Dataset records
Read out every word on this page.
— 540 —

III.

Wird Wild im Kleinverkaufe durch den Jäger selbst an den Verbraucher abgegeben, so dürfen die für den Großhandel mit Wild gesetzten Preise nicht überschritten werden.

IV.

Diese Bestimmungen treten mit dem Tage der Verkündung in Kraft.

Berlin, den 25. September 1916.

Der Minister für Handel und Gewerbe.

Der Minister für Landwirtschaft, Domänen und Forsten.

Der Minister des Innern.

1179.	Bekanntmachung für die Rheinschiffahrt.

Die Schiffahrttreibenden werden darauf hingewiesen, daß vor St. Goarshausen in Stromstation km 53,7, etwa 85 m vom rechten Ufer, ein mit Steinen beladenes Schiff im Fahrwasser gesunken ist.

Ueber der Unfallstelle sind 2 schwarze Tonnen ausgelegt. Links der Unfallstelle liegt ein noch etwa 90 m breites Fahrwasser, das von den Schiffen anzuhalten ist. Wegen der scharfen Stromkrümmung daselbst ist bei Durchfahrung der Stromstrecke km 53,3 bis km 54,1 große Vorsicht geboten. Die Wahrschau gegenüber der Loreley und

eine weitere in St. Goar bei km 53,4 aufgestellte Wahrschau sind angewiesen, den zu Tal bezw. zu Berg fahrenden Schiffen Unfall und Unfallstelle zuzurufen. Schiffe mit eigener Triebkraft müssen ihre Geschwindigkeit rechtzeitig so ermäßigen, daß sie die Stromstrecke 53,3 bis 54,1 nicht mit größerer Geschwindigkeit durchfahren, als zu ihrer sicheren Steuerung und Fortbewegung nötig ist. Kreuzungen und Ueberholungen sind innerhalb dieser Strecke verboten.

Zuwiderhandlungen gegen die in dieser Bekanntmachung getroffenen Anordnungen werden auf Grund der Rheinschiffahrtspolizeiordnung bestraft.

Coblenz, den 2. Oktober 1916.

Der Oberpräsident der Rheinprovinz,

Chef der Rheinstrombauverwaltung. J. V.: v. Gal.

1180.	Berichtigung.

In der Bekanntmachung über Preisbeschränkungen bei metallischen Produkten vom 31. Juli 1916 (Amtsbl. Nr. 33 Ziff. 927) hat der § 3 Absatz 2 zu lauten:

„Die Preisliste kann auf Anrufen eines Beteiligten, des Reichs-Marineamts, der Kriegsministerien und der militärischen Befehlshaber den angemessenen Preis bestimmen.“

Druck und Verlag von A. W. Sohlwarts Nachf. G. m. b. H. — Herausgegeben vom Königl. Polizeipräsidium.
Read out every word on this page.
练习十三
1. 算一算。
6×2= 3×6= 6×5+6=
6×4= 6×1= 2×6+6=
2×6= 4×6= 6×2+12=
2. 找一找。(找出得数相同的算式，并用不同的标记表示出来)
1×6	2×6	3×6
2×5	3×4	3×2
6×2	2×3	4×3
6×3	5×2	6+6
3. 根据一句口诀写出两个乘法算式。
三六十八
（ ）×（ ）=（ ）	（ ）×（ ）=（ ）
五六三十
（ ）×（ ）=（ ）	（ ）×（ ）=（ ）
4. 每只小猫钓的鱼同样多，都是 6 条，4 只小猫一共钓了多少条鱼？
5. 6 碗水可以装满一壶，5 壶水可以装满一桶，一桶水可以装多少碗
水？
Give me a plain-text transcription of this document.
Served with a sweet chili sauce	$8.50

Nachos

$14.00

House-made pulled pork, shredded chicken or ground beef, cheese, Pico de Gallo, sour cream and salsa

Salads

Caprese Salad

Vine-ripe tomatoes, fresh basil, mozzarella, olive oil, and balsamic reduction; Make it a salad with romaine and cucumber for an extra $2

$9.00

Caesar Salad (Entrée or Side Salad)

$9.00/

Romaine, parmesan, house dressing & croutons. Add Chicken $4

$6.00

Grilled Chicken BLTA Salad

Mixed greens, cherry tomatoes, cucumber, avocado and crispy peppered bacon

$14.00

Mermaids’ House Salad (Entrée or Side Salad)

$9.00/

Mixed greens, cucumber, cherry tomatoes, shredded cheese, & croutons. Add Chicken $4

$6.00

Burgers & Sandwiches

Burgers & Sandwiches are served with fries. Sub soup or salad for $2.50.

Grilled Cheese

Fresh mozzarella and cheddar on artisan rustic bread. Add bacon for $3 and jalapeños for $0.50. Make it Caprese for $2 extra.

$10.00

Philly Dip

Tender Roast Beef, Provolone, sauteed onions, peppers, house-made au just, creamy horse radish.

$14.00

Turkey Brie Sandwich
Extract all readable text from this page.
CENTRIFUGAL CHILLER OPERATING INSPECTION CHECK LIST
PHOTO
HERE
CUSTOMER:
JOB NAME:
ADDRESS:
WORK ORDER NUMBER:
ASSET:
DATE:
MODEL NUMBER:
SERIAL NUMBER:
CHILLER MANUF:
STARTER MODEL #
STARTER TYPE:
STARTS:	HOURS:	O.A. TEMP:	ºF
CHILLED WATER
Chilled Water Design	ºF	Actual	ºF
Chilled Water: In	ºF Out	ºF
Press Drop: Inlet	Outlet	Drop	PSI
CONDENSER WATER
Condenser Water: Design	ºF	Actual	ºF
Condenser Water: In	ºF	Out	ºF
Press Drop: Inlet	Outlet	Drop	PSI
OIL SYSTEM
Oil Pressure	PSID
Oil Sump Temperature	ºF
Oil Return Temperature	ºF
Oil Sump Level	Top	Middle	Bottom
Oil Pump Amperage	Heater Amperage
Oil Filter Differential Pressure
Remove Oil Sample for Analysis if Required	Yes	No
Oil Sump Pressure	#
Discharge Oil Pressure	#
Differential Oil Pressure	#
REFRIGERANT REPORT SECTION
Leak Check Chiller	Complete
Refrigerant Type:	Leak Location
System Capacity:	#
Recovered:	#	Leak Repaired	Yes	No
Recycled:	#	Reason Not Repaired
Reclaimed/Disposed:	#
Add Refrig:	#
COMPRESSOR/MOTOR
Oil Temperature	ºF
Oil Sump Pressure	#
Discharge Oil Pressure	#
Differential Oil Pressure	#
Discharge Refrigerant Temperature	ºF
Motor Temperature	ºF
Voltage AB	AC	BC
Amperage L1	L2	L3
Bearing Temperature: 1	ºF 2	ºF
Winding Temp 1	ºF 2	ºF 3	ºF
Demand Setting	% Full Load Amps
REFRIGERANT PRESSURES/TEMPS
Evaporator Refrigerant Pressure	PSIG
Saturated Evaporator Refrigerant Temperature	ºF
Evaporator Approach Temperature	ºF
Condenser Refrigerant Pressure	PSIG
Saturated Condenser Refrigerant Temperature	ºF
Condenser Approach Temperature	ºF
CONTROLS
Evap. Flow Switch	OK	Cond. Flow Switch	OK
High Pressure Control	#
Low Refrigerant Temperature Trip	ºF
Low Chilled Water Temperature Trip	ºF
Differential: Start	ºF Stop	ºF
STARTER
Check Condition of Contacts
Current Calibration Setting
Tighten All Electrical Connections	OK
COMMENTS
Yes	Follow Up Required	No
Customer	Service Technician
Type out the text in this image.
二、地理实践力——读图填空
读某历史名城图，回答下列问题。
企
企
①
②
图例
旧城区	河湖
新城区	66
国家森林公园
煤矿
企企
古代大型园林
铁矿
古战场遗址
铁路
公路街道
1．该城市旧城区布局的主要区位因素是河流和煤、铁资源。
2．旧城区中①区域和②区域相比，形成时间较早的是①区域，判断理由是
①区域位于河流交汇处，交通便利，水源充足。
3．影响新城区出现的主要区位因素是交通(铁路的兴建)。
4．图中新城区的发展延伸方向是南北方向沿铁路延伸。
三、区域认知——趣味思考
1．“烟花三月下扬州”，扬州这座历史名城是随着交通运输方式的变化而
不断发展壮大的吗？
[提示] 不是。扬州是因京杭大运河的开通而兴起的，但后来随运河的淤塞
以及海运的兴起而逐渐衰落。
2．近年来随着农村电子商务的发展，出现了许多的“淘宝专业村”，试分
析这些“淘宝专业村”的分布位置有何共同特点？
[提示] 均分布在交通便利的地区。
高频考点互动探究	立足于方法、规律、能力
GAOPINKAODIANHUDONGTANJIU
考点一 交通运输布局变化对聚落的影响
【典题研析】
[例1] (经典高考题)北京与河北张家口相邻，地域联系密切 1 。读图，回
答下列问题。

> **YOUR INSTRUCTIONS**:
The lines to collect are those holding the string "greens"; copy them all.

> **COMPLETED TASK**:
Mixed greens, cherry tomatoes, cucumber, avocado and crispy peppered bacon
Mixed greens, cucumber, cherry tomatoes, shredded cheese, & croutons. Add Chicken $4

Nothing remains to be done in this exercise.